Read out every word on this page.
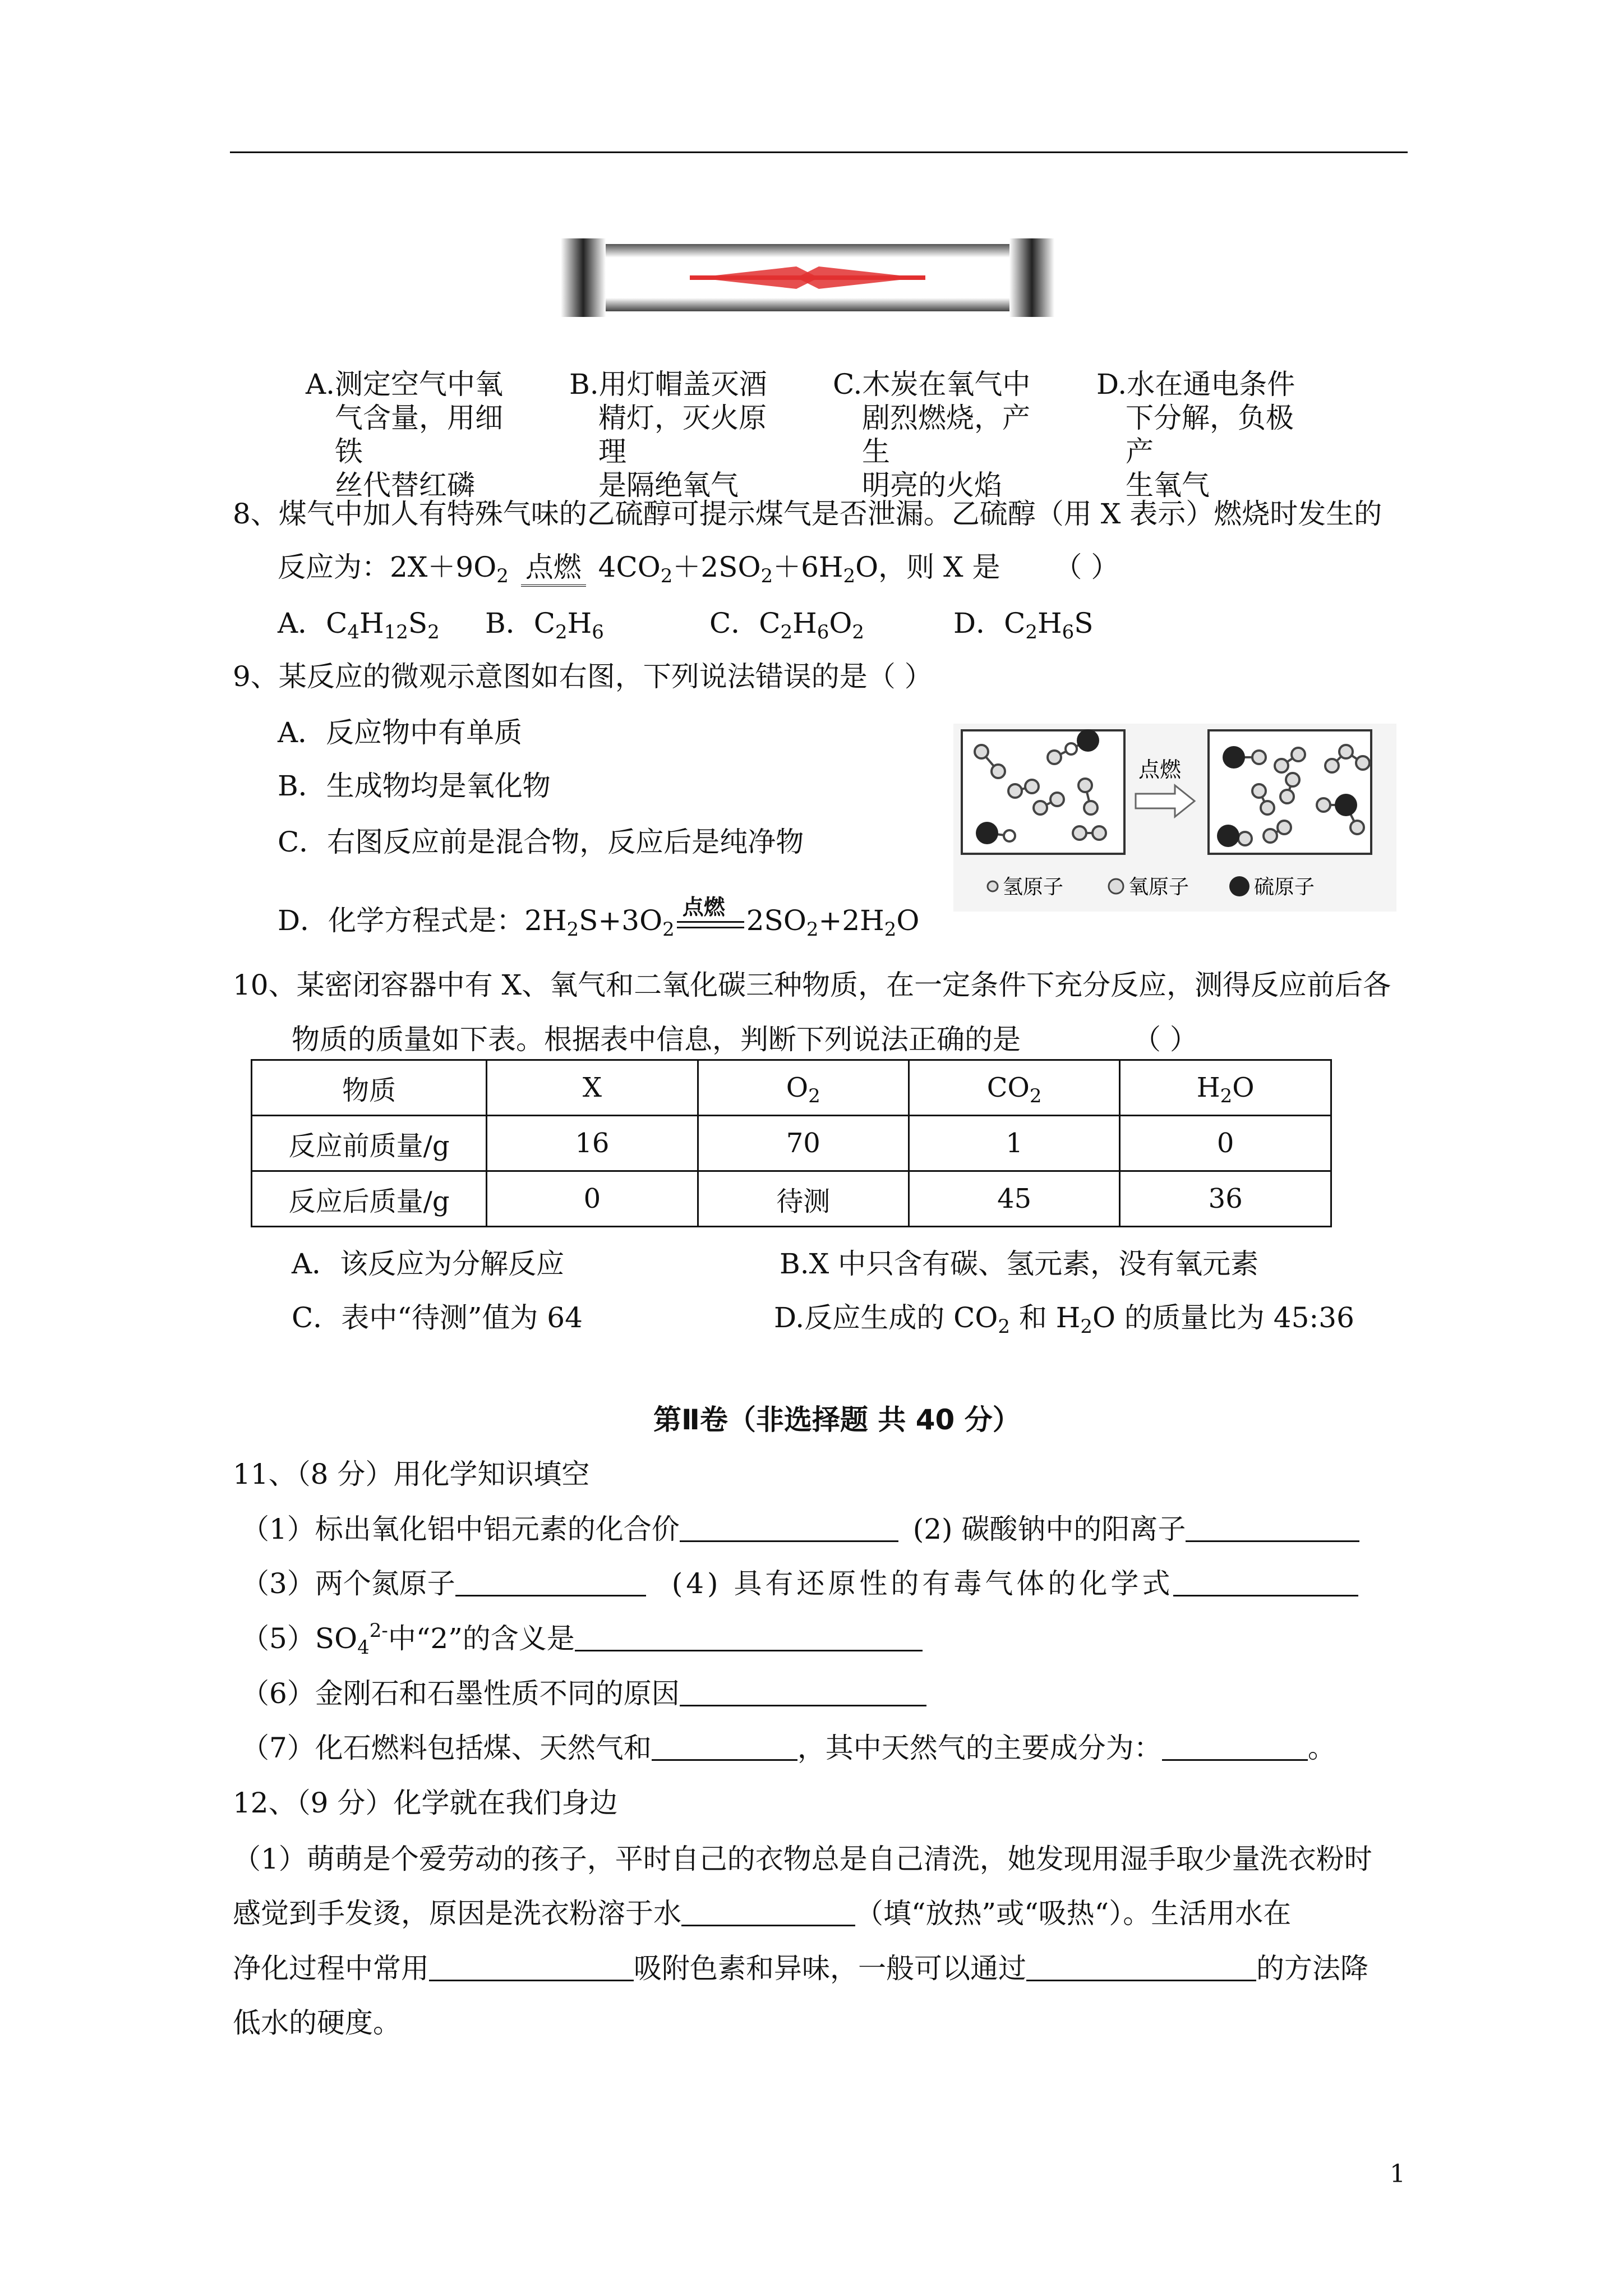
A.测定空气中氧
气含量，用细铁
丝代替红磷
B.用灯帽盖灭酒
精灯，灭火原理
是隔绝氧气
C.木炭在氧气中
剧烈燃烧，产生
明亮的火焰
D.水在通电条件
下分解，负极产
生氧气
8、煤气中加人有特殊气味的乙硫醇可提示煤气是否泄漏。乙硫醇（用 X 表示）燃烧时发生的
反应为：$2X+9O_2$ 点燃 $4CO_2+2SO_2+6H_2O$，则 X 是 （ ）
A．$C_4H_{12}S_2$ B．$C_2H_6$	C．$C_2H_6O_2$	D．$C_2H_6S$
9、某反应的微观示意图如右图，下列说法错误的是（ ）
A．反应物中有单质
B．生成物均是氧化物
C．右图反应前是混合物，反应后是纯净物
D．化学方程式是：$2H_2S+3O_2$
点燃 $2SO_2+2H_2O$
点燃
氢原子	氧原子	硫原子
10、某密闭容器中有 X、氧气和二氧化碳三种物质，在一定条件下充分反应，测得反应前后各
物质的质量如下表。根据表中信息，判断下列说法正确的是	（ ）
物质	X	$O_2$	$CO_2$	$H_2O$
反应前质量/g	16	70	1	0
反应后质量/g	0	待测	45	36
A．该反应为分解反应	B.X 中只含有碳、氢元素，没有氧元素
C．表中“待测”值为 64	D.反应生成的 $CO_2$ 和 $H_2O$ 的质量比为 45:36
第Ⅱ卷（非选择题 共 40 分）
11、（8 分）用化学知识填空
（1）标出氧化铝中铝元素的化合价	(2) 碳酸钠中的阳离子
（3）两个氮原子	(4) 具有还原性的有毒气体的化学式
$(5)SO_4^{2-}$中“2”的含义是
（6）金刚石和石墨性质不同的原因
（7）化石燃料包括煤、天然气和	，其中天然气的主要成分为：	。
12、（9 分）化学就在我们身边
（1）萌萌是个爱劳动的孩子，平时自己的衣物总是自己清洗，她发现用湿手取少量洗衣粉时
感觉到手发烫，原因是洗衣粉溶于水	（填“放热”或“吸热“）。生活用水在
净化过程中常用	吸附色素和异味，一般可以通过	的方法降
低水的硬度。
1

____________

● **TASK INSTRUCTIONS**:
Your task is to repeat the material above exactly, without its pictures.

● **EXPECTED ANSWER**:
Read out every word on this page.
A.测定空气中氧
气含量，用细铁
丝代替红磷
B.用灯帽盖灭酒
精灯，灭火原理
是隔绝氧气
C.木炭在氧气中
剧烈燃烧，产生
明亮的火焰
D.水在通电条件
下分解，负极产
生氧气
8、煤气中加人有特殊气味的乙硫醇可提示煤气是否泄漏。乙硫醇（用 X 表示）燃烧时发生的
反应为：$2X+9O_2$ 点燃 $4CO_2+2SO_2+6H_2O$，则 X 是 （ ）
A．$C_4H_{12}S_2$ B．$C_2H_6$	C．$C_2H_6O_2$	D．$C_2H_6S$
9、某反应的微观示意图如右图，下列说法错误的是（ ）
A．反应物中有单质
B．生成物均是氧化物
C．右图反应前是混合物，反应后是纯净物
D．化学方程式是：$2H_2S+3O_2$
点燃 $2SO_2+2H_2O$
点燃
氢原子	氧原子	硫原子
10、某密闭容器中有 X、氧气和二氧化碳三种物质，在一定条件下充分反应，测得反应前后各
物质的质量如下表。根据表中信息，判断下列说法正确的是	（ ）
物质	X	$O_2$	$CO_2$	$H_2O$
反应前质量/g	16	70	1	0
反应后质量/g	0	待测	45	36
A．该反应为分解反应	B.X 中只含有碳、氢元素，没有氧元素
C．表中“待测”值为 64	D.反应生成的 $CO_2$ 和 $H_2O$ 的质量比为 45:36
第Ⅱ卷（非选择题 共 40 分）
11、（8 分）用化学知识填空
（1）标出氧化铝中铝元素的化合价	(2) 碳酸钠中的阳离子
（3）两个氮原子	(4) 具有还原性的有毒气体的化学式
$(5)SO_4^{2-}$中“2”的含义是
（6）金刚石和石墨性质不同的原因
（7）化石燃料包括煤、天然气和	，其中天然气的主要成分为：	。
12、（9 分）化学就在我们身边
（1）萌萌是个爱劳动的孩子，平时自己的衣物总是自己清洗，她发现用湿手取少量洗衣粉时
感觉到手发烫，原因是洗衣粉溶于水	（填“放热”或“吸热“）。生活用水在
净化过程中常用	吸附色素和异味，一般可以通过	的方法降
低水的硬度。
1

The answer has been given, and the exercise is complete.